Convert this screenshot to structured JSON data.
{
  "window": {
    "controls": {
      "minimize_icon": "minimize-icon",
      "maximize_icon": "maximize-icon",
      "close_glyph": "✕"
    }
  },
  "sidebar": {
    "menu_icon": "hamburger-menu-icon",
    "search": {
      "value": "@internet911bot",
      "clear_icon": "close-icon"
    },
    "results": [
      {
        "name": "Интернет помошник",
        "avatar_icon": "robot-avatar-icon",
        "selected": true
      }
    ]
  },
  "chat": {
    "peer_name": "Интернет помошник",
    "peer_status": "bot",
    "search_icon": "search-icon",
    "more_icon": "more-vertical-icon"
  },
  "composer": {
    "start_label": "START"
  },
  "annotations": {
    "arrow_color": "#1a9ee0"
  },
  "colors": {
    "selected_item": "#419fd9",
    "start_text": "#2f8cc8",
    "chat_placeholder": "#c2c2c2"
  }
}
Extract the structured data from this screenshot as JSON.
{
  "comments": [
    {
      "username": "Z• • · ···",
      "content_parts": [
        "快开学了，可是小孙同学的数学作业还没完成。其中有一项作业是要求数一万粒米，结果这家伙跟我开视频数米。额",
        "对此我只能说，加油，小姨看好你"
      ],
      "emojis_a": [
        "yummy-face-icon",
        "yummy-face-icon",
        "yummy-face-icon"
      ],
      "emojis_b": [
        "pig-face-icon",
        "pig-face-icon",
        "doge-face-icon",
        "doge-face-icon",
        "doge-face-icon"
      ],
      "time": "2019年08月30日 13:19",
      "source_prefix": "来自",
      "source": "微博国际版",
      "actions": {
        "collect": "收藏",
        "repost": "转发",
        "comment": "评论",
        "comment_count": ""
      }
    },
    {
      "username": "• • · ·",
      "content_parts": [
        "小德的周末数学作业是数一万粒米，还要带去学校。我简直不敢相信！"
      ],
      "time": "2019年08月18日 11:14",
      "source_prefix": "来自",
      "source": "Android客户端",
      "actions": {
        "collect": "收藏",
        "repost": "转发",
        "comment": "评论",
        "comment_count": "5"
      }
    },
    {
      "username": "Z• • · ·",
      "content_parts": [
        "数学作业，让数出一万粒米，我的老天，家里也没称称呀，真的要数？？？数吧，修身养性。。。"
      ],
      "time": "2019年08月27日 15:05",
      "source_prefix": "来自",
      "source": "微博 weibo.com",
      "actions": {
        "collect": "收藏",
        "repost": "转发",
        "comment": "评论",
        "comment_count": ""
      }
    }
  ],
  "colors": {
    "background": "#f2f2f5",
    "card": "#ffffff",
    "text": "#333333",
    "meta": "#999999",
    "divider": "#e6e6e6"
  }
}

^^^^

Every line of the records above needs to be given again exactly.

Finished task
Convert this screenshot to structured JSON data.
{
  "window": {
    "controls": {
      "minimize_icon": "minimize-icon",
      "maximize_icon": "maximize-icon",
      "close_glyph": "✕"
    }
  },
  "sidebar": {
    "menu_icon": "hamburger-menu-icon",
    "search": {
      "value": "@internet911bot",
      "clear_icon": "close-icon"
    },
    "results": [
      {
        "name": "Интернет помошник",
        "avatar_icon": "robot-avatar-icon",
        "selected": true
      }
    ]
  },
  "chat": {
    "peer_name": "Интернет помошник",
    "peer_status": "bot",
    "search_icon": "search-icon",
    "more_icon": "more-vertical-icon"
  },
  "composer": {
    "start_label": "START"
  },
  "annotations": {
    "arrow_color": "#1a9ee0"
  },
  "colors": {
    "selected_item": "#419fd9",
    "start_text": "#2f8cc8",
    "chat_placeholder": "#c2c2c2"
  }
}
Extract the structured data from this screenshot as JSON.
{
  "comments": [
    {
      "username": "Z• • · ···",
      "content_parts": [
        "快开学了，可是小孙同学的数学作业还没完成。其中有一项作业是要求数一万粒米，结果这家伙跟我开视频数米。额",
        "对此我只能说，加油，小姨看好你"
      ],
      "emojis_a": [
        "yummy-face-icon",
        "yummy-face-icon",
        "yummy-face-icon"
      ],
      "emojis_b": [
        "pig-face-icon",
        "pig-face-icon",
        "doge-face-icon",
        "doge-face-icon",
        "doge-face-icon"
      ],
      "time": "2019年08月30日 13:19",
      "source_prefix": "来自",
      "source": "微博国际版",
      "actions": {
        "collect": "收藏",
        "repost": "转发",
        "comment": "评论",
        "comment_count": ""
      }
    },
    {
      "username": "• • · ·",
      "content_parts": [
        "小德的周末数学作业是数一万粒米，还要带去学校。我简直不敢相信！"
      ],
      "time": "2019年08月18日 11:14",
      "source_prefix": "来自",
      "source": "Android客户端",
      "actions": {
        "collect": "收藏",
        "repost": "转发",
        "comment": "评论",
        "comment_count": "5"
      }
    },
    {
      "username": "Z• • · ·",
      "content_parts": [
        "数学作业，让数出一万粒米，我的老天，家里也没称称呀，真的要数？？？数吧，修身养性。。。"
      ],
      "time": "2019年08月27日 15:05",
      "source_prefix": "来自",
      "source": "微博 weibo.com",
      "actions": {
        "collect": "收藏",
        "repost": "转发",
        "comment": "评论",
        "comment_count": ""
      }
    }
  ],
  "colors": {
    "background": "#f2f2f5",
    "card": "#ffffff",
    "text": "#333333",
    "meta": "#999999",
    "divider": "#e6e6e6"
  }
}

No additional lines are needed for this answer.